» Records to process:
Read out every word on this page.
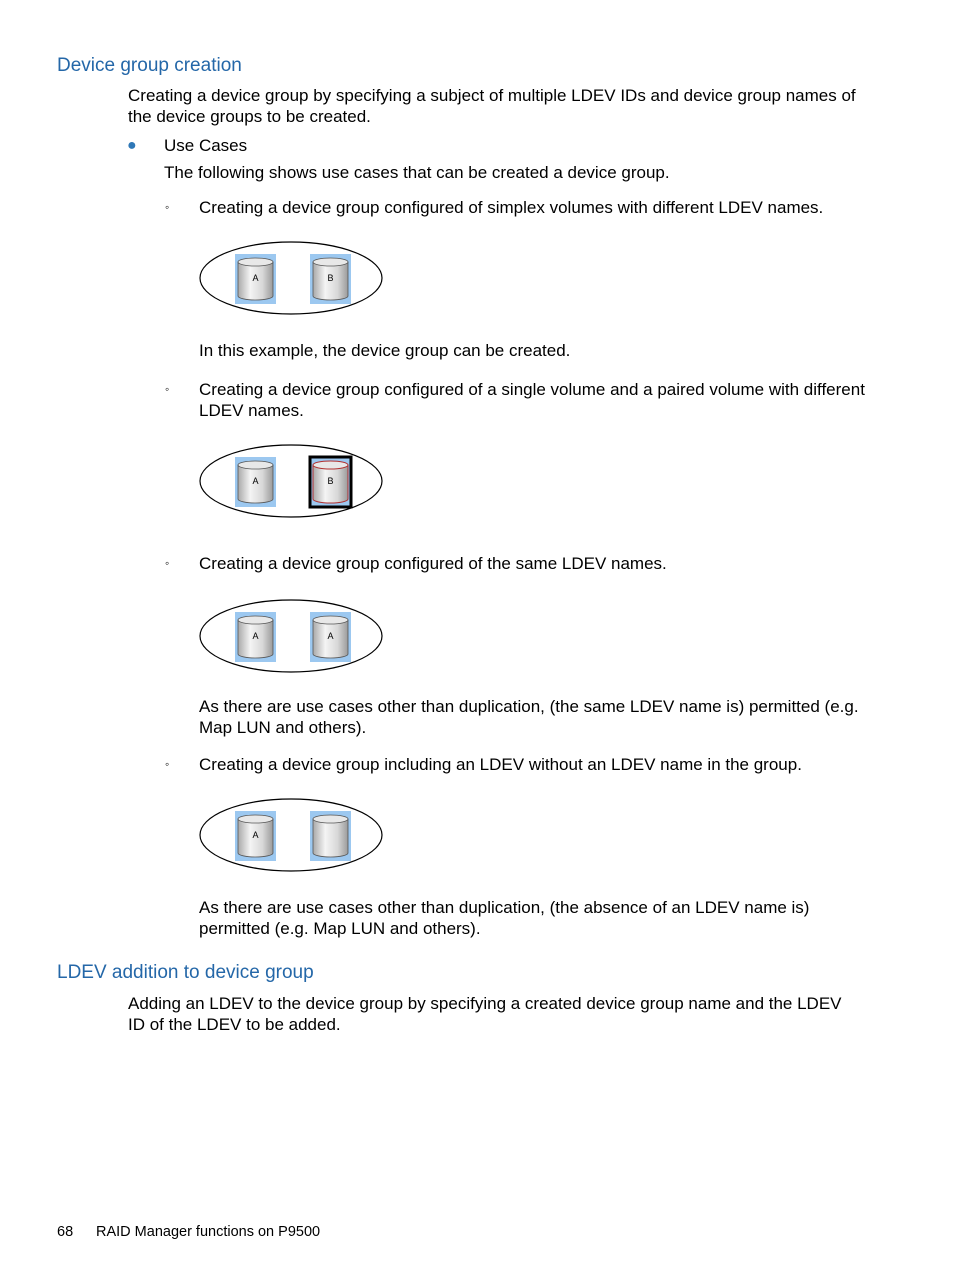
Device group creation

Creating a device group by specifying a subject of multiple LDEV IDs and device group names of the device groups to be created.

● Use Cases

The following shows use cases that can be created a device group.

◦ Creating a device group configured of simplex volumes with different LDEV names.

A	B

In this example, the device group can be created.

◦ Creating a device group configured of a single volume and a paired volume with different LDEV names.

A	B
◦ Creating a device group configured of the same LDEV names.

A	A

As there are use cases other than duplication, (the same LDEV name is) permitted (e.g. Map LUN and others).

◦ Creating a device group including an LDEV without an LDEV name in the group.

A

As there are use cases other than duplication, (the absence of an LDEV name is) permitted (e.g. Map LUN and others).

LDEV addition to device group

Adding an LDEV to the device group by specifying a created device group name and the LDEV ID of the LDEV to be added.

68 RAID Manager functions on P9500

» Written problem: Of the lines above, copy each that contains "LDEV".

» Output below:
Creating a device group by specifying a subject of multiple LDEV IDs and device group names of the device groups to be created.
◦ Creating a device group configured of simplex volumes with different LDEV names.
◦ Creating a device group configured of a single volume and a paired volume with different LDEV names.
◦ Creating a device group configured of the same LDEV names.
As there are use cases other than duplication, (the same LDEV name is) permitted (e.g. Map LUN and others).
◦ Creating a device group including an LDEV without an LDEV name in the group.
As there are use cases other than duplication, (the absence of an LDEV name is) permitted (e.g. Map LUN and others).
LDEV addition to device group
Adding an LDEV to the device group by specifying a created device group name and the LDEV ID of the LDEV to be added.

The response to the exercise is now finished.